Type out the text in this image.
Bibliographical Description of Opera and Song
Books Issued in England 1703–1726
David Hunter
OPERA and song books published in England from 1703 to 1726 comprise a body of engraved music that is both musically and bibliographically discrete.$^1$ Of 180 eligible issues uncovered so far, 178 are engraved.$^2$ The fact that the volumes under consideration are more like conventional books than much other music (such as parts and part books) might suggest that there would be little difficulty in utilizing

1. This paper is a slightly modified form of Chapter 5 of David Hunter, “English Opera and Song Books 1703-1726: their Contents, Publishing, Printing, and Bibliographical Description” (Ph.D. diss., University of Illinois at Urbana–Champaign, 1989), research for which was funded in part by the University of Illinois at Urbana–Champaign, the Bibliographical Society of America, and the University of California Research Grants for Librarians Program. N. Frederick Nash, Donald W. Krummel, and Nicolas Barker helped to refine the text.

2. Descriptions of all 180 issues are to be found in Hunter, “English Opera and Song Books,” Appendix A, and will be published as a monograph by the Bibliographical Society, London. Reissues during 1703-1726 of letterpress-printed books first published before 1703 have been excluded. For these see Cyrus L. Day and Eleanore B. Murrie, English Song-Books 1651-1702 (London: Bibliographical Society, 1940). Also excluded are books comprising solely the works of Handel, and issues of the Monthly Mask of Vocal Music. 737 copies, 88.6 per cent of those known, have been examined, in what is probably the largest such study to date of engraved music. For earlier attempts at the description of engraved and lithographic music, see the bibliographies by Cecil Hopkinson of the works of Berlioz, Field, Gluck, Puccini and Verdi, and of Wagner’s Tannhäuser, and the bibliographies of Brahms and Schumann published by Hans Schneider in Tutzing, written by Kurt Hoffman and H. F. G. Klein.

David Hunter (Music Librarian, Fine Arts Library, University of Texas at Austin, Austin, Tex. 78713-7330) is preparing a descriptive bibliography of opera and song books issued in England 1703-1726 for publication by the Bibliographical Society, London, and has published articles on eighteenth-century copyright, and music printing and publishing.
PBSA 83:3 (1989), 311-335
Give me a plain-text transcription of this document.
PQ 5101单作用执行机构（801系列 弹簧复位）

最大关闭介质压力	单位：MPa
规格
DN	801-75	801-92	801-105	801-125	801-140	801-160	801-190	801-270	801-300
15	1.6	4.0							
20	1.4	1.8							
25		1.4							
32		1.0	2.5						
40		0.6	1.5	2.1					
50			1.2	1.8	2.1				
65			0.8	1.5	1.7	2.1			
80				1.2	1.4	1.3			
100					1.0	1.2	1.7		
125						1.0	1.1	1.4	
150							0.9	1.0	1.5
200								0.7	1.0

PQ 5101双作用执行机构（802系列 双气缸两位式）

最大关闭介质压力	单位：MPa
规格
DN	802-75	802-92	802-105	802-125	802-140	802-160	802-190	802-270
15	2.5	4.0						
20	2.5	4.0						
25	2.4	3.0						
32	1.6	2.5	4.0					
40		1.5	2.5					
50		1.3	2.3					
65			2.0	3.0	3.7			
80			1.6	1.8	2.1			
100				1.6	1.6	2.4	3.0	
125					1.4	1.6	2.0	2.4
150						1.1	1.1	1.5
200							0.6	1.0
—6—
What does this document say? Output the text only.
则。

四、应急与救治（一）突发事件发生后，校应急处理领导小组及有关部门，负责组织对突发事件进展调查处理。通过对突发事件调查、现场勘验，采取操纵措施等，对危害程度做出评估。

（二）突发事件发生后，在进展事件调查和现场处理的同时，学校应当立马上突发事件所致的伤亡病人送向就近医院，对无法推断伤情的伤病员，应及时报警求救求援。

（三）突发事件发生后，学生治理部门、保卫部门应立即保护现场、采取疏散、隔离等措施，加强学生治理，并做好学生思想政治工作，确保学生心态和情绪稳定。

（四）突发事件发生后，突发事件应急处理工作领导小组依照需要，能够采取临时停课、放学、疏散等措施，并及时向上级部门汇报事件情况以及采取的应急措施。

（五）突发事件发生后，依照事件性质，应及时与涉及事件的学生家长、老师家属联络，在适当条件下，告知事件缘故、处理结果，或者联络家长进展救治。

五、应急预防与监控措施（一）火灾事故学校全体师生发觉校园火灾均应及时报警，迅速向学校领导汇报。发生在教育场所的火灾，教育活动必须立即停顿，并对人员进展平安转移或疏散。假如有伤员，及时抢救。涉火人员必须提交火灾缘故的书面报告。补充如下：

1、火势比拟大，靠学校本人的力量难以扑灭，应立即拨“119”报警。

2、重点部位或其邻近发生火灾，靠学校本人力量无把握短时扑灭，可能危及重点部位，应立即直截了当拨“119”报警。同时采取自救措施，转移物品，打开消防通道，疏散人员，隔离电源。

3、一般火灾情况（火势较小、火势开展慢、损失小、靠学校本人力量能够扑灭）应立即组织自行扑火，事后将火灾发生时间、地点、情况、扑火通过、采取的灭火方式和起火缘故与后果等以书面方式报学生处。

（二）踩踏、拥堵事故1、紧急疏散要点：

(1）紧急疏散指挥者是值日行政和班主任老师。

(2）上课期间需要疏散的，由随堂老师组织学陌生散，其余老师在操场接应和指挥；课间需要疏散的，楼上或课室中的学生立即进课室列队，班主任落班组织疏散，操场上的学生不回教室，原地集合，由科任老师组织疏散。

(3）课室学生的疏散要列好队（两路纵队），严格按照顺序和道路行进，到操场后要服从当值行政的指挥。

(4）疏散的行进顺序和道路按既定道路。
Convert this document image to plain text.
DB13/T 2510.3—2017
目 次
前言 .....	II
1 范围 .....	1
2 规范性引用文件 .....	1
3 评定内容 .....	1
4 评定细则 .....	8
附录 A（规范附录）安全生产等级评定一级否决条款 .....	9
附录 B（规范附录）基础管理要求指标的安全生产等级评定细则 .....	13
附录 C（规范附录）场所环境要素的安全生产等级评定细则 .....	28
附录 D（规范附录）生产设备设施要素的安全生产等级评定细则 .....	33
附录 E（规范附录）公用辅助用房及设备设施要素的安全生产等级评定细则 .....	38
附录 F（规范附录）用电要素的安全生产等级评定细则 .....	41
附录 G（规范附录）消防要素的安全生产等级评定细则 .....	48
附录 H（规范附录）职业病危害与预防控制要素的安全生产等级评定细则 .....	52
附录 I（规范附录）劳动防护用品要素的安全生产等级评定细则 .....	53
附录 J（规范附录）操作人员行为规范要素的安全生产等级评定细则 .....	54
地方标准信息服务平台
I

» **SET TASK**
Collect the lines of the data that carry the word "规范附录".

» **COMPLETED TASK**
附录 A（规范附录）安全生产等级评定一级否决条款 .....	9
附录 B（规范附录）基础管理要求指标的安全生产等级评定细则 .....	13
附录 C（规范附录）场所环境要素的安全生产等级评定细则 .....	28
附录 D（规范附录）生产设备设施要素的安全生产等级评定细则 .....	33
附录 E（规范附录）公用辅助用房及设备设施要素的安全生产等级评定细则 .....	38
附录 F（规范附录）用电要素的安全生产等级评定细则 .....	41
附录 G（规范附录）消防要素的安全生产等级评定细则 .....	48
附录 H（规范附录）职业病危害与预防控制要素的安全生产等级评定细则 .....	52
附录 I（规范附录）劳动防护用品要素的安全生产等级评定细则 .....	53
附录 J（规范附录）操作人员行为规范要素的安全生产等级评定细则 .....	54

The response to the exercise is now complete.